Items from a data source
■ ■ ■ ■
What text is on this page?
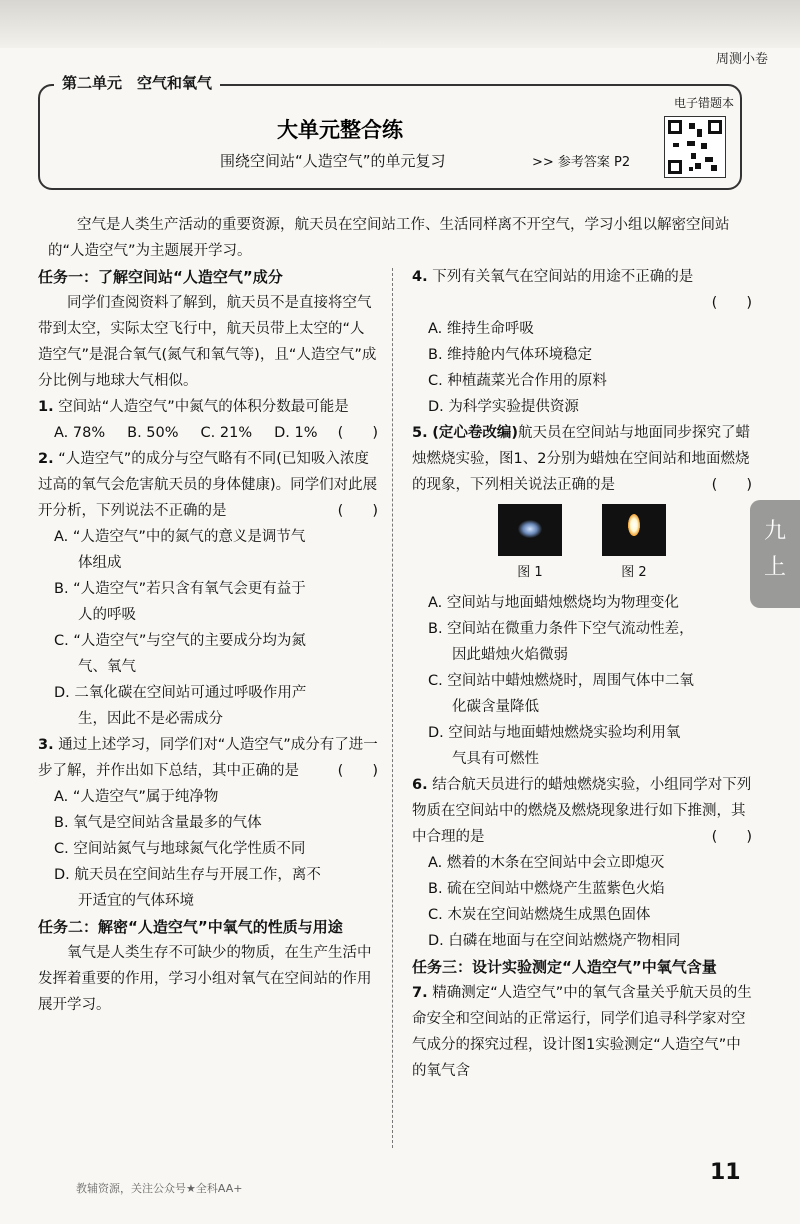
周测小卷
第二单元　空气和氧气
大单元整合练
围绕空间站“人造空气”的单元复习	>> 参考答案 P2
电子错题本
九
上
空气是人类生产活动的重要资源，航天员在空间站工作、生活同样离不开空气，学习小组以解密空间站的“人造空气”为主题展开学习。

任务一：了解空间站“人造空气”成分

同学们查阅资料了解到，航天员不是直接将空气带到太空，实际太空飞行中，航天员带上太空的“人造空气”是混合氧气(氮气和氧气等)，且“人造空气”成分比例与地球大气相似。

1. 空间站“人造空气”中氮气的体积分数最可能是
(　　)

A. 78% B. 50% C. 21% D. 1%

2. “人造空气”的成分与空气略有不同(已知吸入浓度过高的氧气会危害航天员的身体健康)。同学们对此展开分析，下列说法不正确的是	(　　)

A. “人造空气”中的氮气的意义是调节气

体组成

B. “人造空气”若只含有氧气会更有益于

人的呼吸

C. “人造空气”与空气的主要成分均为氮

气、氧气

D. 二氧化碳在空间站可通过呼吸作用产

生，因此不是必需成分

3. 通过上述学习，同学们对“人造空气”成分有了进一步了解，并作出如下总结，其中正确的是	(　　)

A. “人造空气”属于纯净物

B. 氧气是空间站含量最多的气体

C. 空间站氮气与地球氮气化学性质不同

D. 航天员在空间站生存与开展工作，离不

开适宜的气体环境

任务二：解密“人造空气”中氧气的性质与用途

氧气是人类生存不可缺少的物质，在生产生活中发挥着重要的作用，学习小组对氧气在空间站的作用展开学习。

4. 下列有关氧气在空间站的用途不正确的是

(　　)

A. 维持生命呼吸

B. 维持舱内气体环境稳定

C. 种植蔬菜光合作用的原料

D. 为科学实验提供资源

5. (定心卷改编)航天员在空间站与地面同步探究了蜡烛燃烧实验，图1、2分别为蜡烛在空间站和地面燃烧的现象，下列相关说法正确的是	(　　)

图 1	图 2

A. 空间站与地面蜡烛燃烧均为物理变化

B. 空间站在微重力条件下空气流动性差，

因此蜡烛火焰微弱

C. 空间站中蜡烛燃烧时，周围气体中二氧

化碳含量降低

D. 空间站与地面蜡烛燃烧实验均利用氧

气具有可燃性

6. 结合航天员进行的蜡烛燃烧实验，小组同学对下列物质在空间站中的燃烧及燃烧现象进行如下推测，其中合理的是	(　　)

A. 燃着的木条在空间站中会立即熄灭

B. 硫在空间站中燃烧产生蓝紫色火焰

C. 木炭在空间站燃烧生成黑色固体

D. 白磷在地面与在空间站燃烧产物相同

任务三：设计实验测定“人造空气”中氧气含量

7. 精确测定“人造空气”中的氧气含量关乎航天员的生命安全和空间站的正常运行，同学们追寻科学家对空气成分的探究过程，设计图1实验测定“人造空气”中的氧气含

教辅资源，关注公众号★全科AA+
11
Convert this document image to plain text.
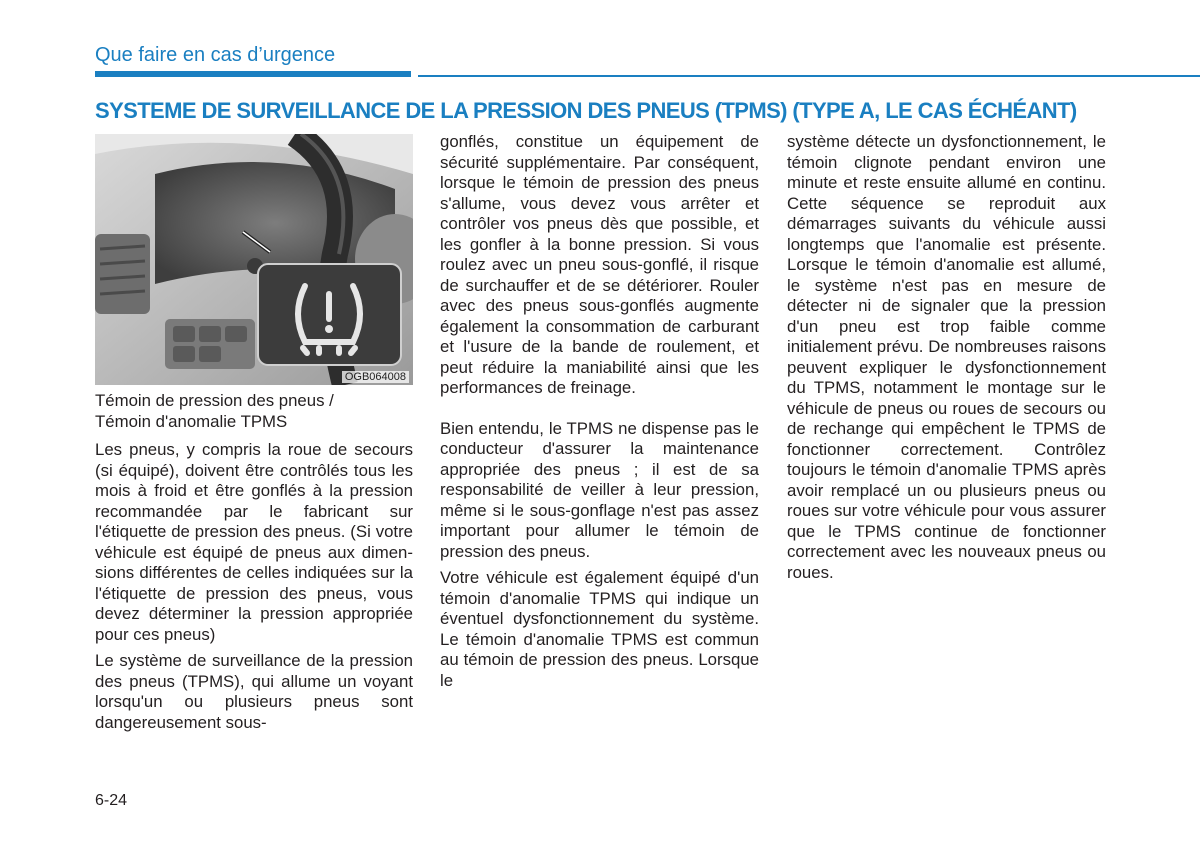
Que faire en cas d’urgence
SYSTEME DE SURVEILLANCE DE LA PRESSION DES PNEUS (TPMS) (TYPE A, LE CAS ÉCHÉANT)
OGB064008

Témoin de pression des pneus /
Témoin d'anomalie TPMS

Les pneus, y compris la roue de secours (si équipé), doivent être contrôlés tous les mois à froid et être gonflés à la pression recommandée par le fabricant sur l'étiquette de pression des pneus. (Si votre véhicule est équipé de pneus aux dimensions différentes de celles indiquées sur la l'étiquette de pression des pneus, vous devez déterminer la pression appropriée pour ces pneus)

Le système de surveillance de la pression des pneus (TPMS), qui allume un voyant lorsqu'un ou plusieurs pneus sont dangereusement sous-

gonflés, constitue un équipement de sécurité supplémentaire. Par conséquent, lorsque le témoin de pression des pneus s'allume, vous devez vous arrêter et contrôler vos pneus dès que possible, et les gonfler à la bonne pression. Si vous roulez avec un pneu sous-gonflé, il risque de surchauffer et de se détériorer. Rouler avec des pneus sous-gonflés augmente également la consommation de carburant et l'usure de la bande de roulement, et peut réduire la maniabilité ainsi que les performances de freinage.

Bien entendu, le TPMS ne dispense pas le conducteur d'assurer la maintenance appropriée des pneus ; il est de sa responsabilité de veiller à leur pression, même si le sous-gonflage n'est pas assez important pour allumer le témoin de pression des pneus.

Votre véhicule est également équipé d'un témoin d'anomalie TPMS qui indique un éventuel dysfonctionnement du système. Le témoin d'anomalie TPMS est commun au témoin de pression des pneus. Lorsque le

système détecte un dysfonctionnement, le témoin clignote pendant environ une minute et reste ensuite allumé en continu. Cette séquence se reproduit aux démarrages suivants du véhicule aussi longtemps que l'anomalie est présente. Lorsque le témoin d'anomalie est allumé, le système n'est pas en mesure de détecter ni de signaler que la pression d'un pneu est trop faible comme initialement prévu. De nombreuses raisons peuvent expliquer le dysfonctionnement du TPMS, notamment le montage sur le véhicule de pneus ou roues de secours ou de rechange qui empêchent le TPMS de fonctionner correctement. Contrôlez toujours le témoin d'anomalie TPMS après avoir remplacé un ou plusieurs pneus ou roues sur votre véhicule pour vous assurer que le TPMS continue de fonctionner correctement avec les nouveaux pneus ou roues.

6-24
■ ■ ■ ■
WHAT IS BEING ASKED — Reproduce each entry verbatim, excluding any embedded images.

ANSWER TO THIS EXERCISE —
What text is on this page?
周测小卷
第二单元　空气和氧气
大单元整合练
围绕空间站“人造空气”的单元复习	>> 参考答案 P2
电子错题本
九
上
空气是人类生产活动的重要资源，航天员在空间站工作、生活同样离不开空气，学习小组以解密空间站的“人造空气”为主题展开学习。

任务一：了解空间站“人造空气”成分

同学们查阅资料了解到，航天员不是直接将空气带到太空，实际太空飞行中，航天员带上太空的“人造空气”是混合氧气(氮气和氧气等)，且“人造空气”成分比例与地球大气相似。

1. 空间站“人造空气”中氮气的体积分数最可能是
(　　)

A. 78% B. 50% C. 21% D. 1%

2. “人造空气”的成分与空气略有不同(已知吸入浓度过高的氧气会危害航天员的身体健康)。同学们对此展开分析，下列说法不正确的是	(　　)

A. “人造空气”中的氮气的意义是调节气

体组成

B. “人造空气”若只含有氧气会更有益于

人的呼吸

C. “人造空气”与空气的主要成分均为氮

气、氧气

D. 二氧化碳在空间站可通过呼吸作用产

生，因此不是必需成分

3. 通过上述学习，同学们对“人造空气”成分有了进一步了解，并作出如下总结，其中正确的是	(　　)

A. “人造空气”属于纯净物

B. 氧气是空间站含量最多的气体

C. 空间站氮气与地球氮气化学性质不同

D. 航天员在空间站生存与开展工作，离不

开适宜的气体环境

任务二：解密“人造空气”中氧气的性质与用途

氧气是人类生存不可缺少的物质，在生产生活中发挥着重要的作用，学习小组对氧气在空间站的作用展开学习。

4. 下列有关氧气在空间站的用途不正确的是

(　　)

A. 维持生命呼吸

B. 维持舱内气体环境稳定

C. 种植蔬菜光合作用的原料

D. 为科学实验提供资源

5. (定心卷改编)航天员在空间站与地面同步探究了蜡烛燃烧实验，图1、2分别为蜡烛在空间站和地面燃烧的现象，下列相关说法正确的是	(　　)

图 1	图 2

A. 空间站与地面蜡烛燃烧均为物理变化

B. 空间站在微重力条件下空气流动性差，

因此蜡烛火焰微弱

C. 空间站中蜡烛燃烧时，周围气体中二氧

化碳含量降低

D. 空间站与地面蜡烛燃烧实验均利用氧

气具有可燃性

6. 结合航天员进行的蜡烛燃烧实验，小组同学对下列物质在空间站中的燃烧及燃烧现象进行如下推测，其中合理的是	(　　)

A. 燃着的木条在空间站中会立即熄灭

B. 硫在空间站中燃烧产生蓝紫色火焰

C. 木炭在空间站燃烧生成黑色固体

D. 白磷在地面与在空间站燃烧产物相同

任务三：设计实验测定“人造空气”中氧气含量

7. 精确测定“人造空气”中的氧气含量关乎航天员的生命安全和空间站的正常运行，同学们追寻科学家对空气成分的探究过程，设计图1实验测定“人造空气”中的氧气含

教辅资源，关注公众号★全科AA+
11
Convert this document image to plain text.
Que faire en cas d’urgence
SYSTEME DE SURVEILLANCE DE LA PRESSION DES PNEUS (TPMS) (TYPE A, LE CAS ÉCHÉANT)
OGB064008

Témoin de pression des pneus /
Témoin d'anomalie TPMS

Les pneus, y compris la roue de secours (si équipé), doivent être contrôlés tous les mois à froid et être gonflés à la pression recommandée par le fabricant sur l'étiquette de pression des pneus. (Si votre véhicule est équipé de pneus aux dimensions différentes de celles indiquées sur la l'étiquette de pression des pneus, vous devez déterminer la pression appropriée pour ces pneus)

Le système de surveillance de la pression des pneus (TPMS), qui allume un voyant lorsqu'un ou plusieurs pneus sont dangereusement sous-

gonflés, constitue un équipement de sécurité supplémentaire. Par conséquent, lorsque le témoin de pression des pneus s'allume, vous devez vous arrêter et contrôler vos pneus dès que possible, et les gonfler à la bonne pression. Si vous roulez avec un pneu sous-gonflé, il risque de surchauffer et de se détériorer. Rouler avec des pneus sous-gonflés augmente également la consommation de carburant et l'usure de la bande de roulement, et peut réduire la maniabilité ainsi que les performances de freinage.

Bien entendu, le TPMS ne dispense pas le conducteur d'assurer la maintenance appropriée des pneus ; il est de sa responsabilité de veiller à leur pression, même si le sous-gonflage n'est pas assez important pour allumer le témoin de pression des pneus.

Votre véhicule est également équipé d'un témoin d'anomalie TPMS qui indique un éventuel dysfonctionnement du système. Le témoin d'anomalie TPMS est commun au témoin de pression des pneus. Lorsque le

système détecte un dysfonctionnement, le témoin clignote pendant environ une minute et reste ensuite allumé en continu. Cette séquence se reproduit aux démarrages suivants du véhicule aussi longtemps que l'anomalie est présente. Lorsque le témoin d'anomalie est allumé, le système n'est pas en mesure de détecter ni de signaler que la pression d'un pneu est trop faible comme initialement prévu. De nombreuses raisons peuvent expliquer le dysfonctionnement du TPMS, notamment le montage sur le véhicule de pneus ou roues de secours ou de rechange qui empêchent le TPMS de fonctionner correctement. Contrôlez toujours le témoin d'anomalie TPMS après avoir remplacé un ou plusieurs pneus ou roues sur votre véhicule pour vous assurer que le TPMS continue de fonctionner correctement avec les nouveaux pneus ou roues.

6-24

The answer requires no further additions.